§ Source extract
::::
For example, older versions of WebAnno had a bug that caused deleted spans still to be accessible through relations which had used the span as a source or target.
This check is very extensive and slow.
Feature-Attached Span Annotations Truly Attached
| ID |
|
| Related repairs |
Re-attach Feature-Attached Span Annotations, Re-attach Feature-Attached Span Annotations And Delete Extras |
Certain span layers are attached to another span layer through a feature reference
from that second layer. For example, annotations in the POS layer must always be referenced from
a Token annotation via the Token feature pos. This check ensures that annotations on layers such
as the POS layer are properly referenced from the attaching layer (e.g. the Token layer).
Links Reachable Through Chains
| ID |
|
| Related repairs |
Each chain in a chain layers consist of a chain and several links. The chain points to the first link and each link points to the following link. If the CAS contains any links that are not reachable through a chain, then this is likely due to a bug.
No Zero-Size Tokens and Sentences
| ID |
|
| Related repairs |
Zero-sized tokens and sentences are not valid and can cause undefined behavior.
Repairs
Re-attach Feature-Attached Span Annotations
| ID |
|
This repair action attempts to attach spans that should be attached to another span, but are not.
E.g. it tries to set the pos feature of tokens to the POS annotation for that respective token.
The action is not performed if there are multiple stacked annotations to choose from. Stacked
attached annotations would be an indication of a bug because attached layers are not allowed to
stack.
This is a safe repair action as it does not delete anything.
Re-attach Feature-Attached Span Annotations And Delete Extras
| ID |
|
This is a destructive variant of Re-attach Feature-Attached Span Annotations. In addition to re-attaching unattached annotations, it also removes all extra candidates that cannot be attached. For example, if there are two unattached Lemma annotations at the position of a Token annotation, then one will be attached and the other will be deleted. Which one is attached and which one is deleted is undefined.
Re-index Feature-Attached Span Annotations
| ID |
|
This repair locates annotations that are reachable via a attach feature but which are not actually indexed in the CAS. Such annotations are then added back to the CAS indexes.
::::
§ Data supplied
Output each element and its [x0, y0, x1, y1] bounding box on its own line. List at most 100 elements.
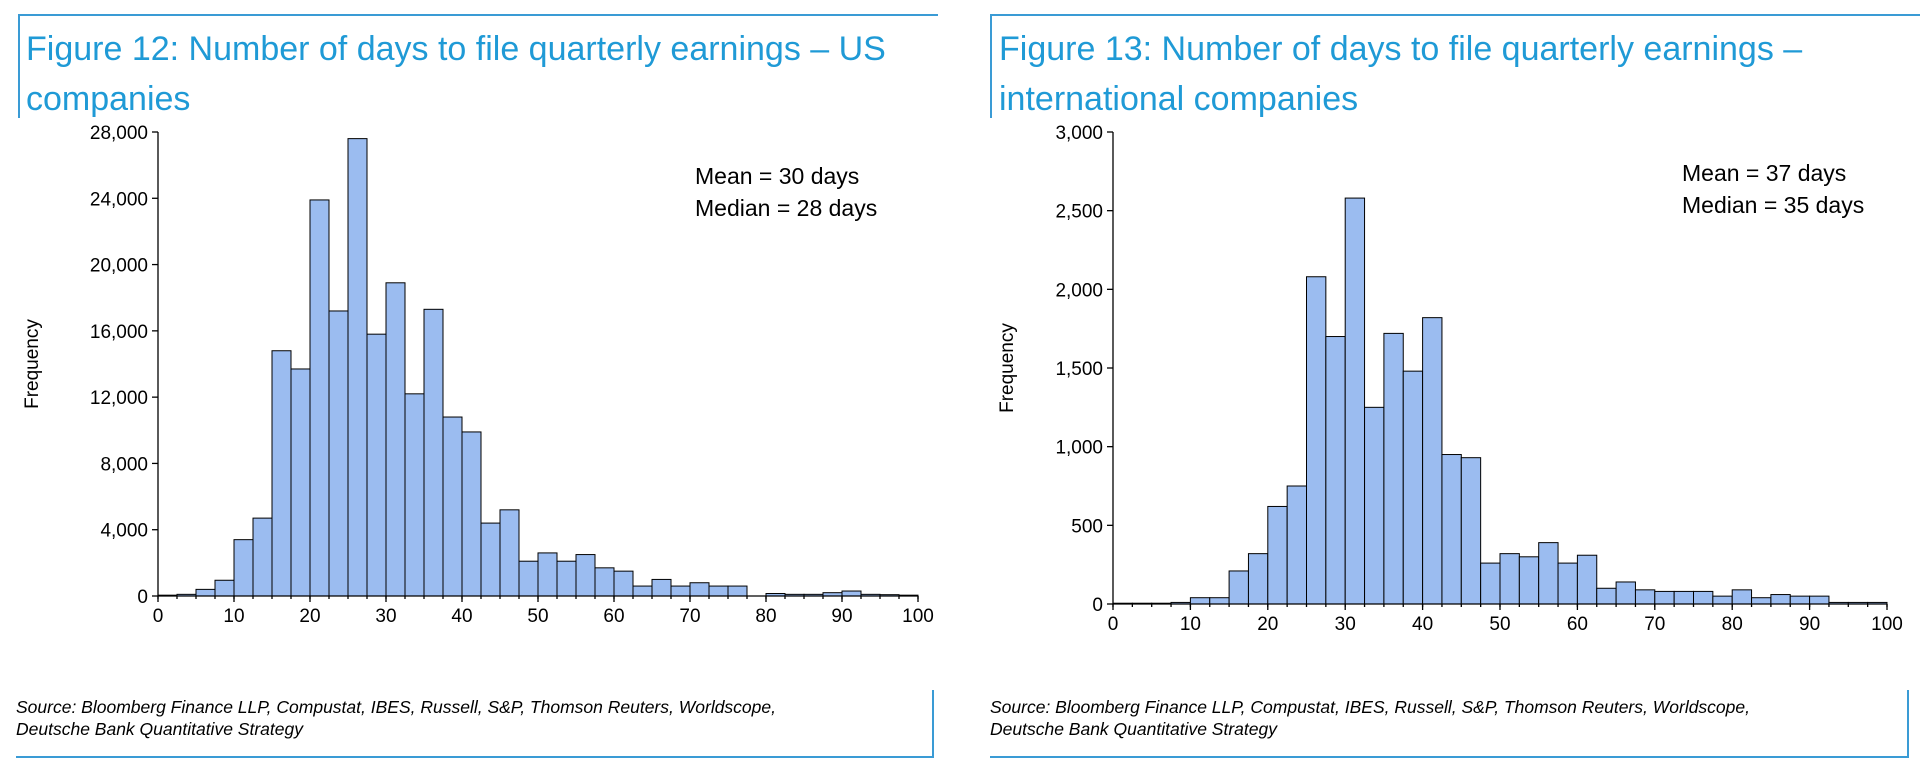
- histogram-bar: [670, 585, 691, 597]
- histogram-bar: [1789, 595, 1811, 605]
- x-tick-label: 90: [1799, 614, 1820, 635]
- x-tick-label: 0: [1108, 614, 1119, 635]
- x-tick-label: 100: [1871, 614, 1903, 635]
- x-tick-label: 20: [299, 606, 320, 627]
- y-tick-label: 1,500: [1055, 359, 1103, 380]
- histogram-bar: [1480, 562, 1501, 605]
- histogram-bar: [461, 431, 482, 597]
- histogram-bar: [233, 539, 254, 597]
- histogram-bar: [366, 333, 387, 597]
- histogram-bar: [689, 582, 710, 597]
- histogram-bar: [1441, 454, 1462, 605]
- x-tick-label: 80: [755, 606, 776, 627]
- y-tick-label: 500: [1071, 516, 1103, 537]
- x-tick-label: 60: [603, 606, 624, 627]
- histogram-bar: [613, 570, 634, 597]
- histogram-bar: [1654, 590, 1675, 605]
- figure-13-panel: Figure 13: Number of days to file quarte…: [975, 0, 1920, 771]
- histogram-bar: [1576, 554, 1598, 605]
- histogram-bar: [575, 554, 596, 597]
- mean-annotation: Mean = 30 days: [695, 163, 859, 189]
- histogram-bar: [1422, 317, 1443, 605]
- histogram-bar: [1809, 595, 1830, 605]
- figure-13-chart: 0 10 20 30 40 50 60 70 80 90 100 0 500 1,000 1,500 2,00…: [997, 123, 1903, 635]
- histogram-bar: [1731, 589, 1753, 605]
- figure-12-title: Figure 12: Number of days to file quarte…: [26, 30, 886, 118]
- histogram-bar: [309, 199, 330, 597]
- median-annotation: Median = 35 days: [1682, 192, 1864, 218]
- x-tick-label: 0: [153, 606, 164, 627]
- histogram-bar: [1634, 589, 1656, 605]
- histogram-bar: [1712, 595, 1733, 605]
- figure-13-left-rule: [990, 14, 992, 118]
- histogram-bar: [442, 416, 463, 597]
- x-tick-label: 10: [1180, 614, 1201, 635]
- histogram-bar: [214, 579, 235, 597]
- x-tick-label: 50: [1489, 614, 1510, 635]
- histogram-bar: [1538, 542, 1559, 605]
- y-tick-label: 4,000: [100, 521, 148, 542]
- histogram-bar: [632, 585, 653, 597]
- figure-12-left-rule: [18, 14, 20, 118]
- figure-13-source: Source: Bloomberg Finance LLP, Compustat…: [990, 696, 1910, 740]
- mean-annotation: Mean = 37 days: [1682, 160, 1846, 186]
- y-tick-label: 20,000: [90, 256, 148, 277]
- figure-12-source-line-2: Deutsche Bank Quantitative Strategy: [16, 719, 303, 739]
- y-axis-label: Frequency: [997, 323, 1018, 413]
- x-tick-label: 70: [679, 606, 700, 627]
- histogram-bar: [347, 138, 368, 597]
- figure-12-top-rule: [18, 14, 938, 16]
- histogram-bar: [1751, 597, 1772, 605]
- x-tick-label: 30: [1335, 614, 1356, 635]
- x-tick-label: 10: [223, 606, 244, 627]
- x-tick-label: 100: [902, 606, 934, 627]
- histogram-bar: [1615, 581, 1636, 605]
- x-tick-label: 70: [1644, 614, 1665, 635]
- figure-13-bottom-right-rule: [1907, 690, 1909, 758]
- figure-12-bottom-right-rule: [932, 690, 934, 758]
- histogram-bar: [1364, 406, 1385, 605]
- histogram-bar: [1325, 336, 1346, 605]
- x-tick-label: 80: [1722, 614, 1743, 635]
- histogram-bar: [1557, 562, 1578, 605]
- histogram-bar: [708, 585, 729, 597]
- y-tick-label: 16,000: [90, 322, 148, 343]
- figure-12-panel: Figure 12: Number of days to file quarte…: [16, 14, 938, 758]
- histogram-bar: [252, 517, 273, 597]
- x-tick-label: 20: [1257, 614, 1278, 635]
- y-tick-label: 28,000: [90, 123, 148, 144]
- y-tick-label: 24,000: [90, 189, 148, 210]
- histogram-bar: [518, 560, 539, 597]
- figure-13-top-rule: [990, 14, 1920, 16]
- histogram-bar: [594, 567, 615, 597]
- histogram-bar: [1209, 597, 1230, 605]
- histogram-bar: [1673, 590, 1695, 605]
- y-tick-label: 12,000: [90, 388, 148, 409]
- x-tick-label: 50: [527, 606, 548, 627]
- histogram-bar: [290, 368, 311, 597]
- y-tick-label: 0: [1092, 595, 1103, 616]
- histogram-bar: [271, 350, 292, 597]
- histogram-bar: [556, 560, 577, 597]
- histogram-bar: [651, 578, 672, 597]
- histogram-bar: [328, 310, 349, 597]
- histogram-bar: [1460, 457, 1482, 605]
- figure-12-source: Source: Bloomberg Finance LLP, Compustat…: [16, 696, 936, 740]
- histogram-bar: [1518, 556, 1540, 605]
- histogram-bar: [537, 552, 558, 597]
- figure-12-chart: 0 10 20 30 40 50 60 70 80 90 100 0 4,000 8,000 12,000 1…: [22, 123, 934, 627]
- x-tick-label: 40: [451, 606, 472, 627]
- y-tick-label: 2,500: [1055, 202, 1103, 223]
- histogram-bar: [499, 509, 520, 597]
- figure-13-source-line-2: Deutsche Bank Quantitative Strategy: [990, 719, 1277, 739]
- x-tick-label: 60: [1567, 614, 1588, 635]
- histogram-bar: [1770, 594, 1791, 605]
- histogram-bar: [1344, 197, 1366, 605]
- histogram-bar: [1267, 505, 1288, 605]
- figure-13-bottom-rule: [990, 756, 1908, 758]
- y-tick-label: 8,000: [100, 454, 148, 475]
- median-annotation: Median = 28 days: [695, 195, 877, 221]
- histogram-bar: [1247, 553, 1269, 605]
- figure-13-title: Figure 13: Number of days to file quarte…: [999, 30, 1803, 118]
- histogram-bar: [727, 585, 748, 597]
::::
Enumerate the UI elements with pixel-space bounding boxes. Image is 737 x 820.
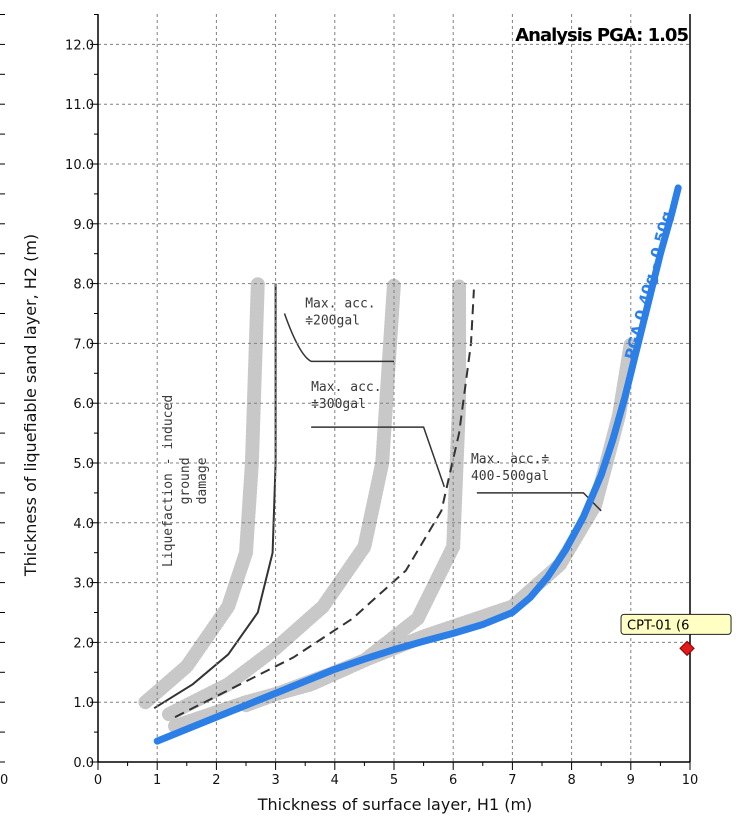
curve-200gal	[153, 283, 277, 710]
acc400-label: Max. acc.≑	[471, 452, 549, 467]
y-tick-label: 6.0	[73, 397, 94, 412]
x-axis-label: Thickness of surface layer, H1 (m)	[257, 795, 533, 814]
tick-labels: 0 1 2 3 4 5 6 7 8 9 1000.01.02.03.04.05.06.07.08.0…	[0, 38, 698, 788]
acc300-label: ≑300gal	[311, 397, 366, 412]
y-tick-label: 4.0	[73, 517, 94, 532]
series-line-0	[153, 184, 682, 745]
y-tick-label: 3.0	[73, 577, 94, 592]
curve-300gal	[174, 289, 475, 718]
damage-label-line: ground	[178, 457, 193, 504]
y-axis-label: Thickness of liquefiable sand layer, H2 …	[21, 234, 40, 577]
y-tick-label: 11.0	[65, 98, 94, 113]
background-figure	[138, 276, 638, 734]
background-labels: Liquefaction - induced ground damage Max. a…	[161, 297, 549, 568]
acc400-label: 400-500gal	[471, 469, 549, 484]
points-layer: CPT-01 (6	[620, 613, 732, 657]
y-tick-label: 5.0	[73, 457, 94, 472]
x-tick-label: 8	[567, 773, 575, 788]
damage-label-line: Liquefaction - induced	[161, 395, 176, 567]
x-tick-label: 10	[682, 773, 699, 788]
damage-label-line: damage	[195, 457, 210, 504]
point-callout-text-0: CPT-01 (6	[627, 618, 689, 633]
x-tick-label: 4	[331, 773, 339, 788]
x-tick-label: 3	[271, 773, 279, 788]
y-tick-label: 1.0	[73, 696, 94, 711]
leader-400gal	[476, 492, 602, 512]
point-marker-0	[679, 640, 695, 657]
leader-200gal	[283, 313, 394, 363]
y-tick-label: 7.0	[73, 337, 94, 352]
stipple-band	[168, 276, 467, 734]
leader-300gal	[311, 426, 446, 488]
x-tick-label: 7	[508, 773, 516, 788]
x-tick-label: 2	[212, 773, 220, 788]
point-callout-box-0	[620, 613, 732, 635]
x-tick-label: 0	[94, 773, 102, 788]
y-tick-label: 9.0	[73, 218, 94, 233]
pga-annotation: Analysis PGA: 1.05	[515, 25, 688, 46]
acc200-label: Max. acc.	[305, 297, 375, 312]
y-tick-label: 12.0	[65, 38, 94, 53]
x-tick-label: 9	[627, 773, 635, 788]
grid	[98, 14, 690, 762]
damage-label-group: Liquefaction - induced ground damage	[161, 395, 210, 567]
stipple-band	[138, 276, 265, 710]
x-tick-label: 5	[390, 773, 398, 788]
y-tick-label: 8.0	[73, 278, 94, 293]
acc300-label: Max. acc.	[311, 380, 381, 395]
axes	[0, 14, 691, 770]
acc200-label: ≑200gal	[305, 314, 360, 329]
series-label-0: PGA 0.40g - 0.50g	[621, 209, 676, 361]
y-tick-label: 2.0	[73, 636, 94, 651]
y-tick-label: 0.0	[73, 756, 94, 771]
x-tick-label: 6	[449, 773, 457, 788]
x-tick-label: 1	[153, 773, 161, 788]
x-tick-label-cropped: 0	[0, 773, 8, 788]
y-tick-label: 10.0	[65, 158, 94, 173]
::::
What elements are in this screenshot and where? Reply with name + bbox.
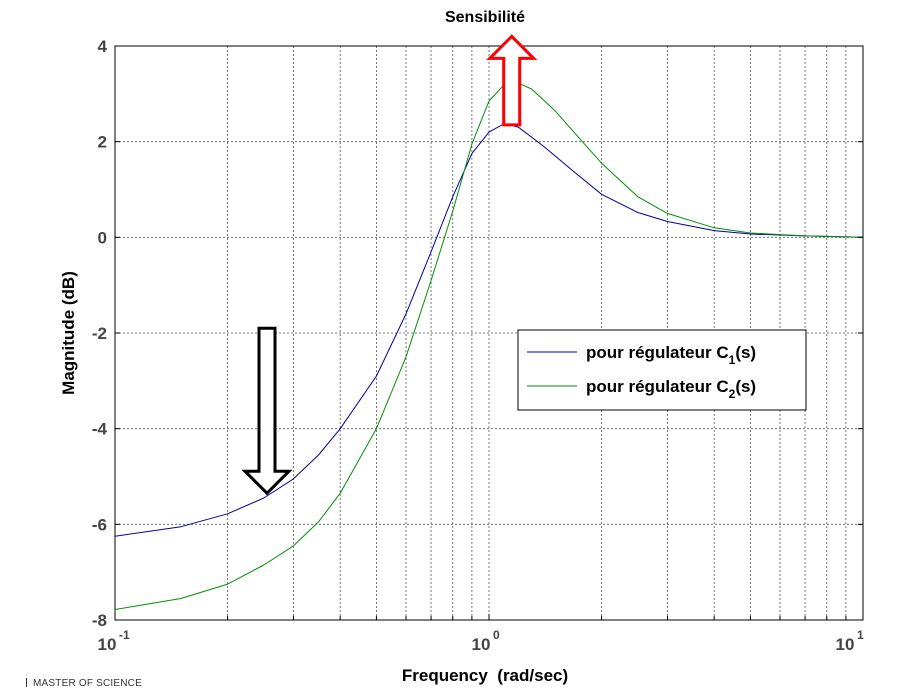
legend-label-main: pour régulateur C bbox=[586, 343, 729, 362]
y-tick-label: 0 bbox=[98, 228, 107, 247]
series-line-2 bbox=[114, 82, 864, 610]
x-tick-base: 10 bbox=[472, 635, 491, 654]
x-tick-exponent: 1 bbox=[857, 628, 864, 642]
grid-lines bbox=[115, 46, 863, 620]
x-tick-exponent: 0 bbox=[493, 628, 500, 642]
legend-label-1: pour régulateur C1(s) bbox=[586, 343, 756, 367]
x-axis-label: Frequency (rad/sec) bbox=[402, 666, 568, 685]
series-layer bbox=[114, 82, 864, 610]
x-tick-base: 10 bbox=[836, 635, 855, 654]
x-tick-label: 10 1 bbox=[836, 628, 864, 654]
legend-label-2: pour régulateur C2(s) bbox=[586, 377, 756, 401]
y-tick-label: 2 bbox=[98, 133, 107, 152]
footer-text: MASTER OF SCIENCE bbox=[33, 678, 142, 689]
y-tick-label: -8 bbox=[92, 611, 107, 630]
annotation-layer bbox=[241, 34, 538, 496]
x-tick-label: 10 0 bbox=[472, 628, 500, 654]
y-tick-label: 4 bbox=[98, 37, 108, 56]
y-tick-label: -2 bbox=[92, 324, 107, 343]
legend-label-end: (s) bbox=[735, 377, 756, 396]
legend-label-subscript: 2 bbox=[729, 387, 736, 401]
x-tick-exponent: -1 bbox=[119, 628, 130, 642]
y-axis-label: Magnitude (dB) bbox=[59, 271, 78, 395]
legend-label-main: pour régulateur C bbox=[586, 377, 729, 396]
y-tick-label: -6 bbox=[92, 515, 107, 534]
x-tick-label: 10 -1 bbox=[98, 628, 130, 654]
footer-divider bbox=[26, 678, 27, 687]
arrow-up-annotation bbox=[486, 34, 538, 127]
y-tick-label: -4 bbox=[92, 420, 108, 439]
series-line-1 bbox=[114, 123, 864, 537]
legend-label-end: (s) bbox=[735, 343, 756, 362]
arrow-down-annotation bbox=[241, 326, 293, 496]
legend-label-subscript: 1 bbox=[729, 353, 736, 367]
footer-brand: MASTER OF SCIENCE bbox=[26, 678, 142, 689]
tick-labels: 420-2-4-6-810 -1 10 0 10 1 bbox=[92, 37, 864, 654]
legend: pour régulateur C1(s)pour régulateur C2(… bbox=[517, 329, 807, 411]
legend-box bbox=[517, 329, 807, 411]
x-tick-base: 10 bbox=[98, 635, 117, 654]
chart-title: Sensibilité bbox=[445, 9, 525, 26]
::::
§ Work to do
List every repair action that has its own heading in the excerpt on CAS checks and repairs. The material plays no part in this exercise.

§ Result of the task
- Re-attach Feature-Attached Span Annotations
- Re-attach Feature-Attached Span Annotations And Delete Extras
- Re-index Feature-Attached Span Annotations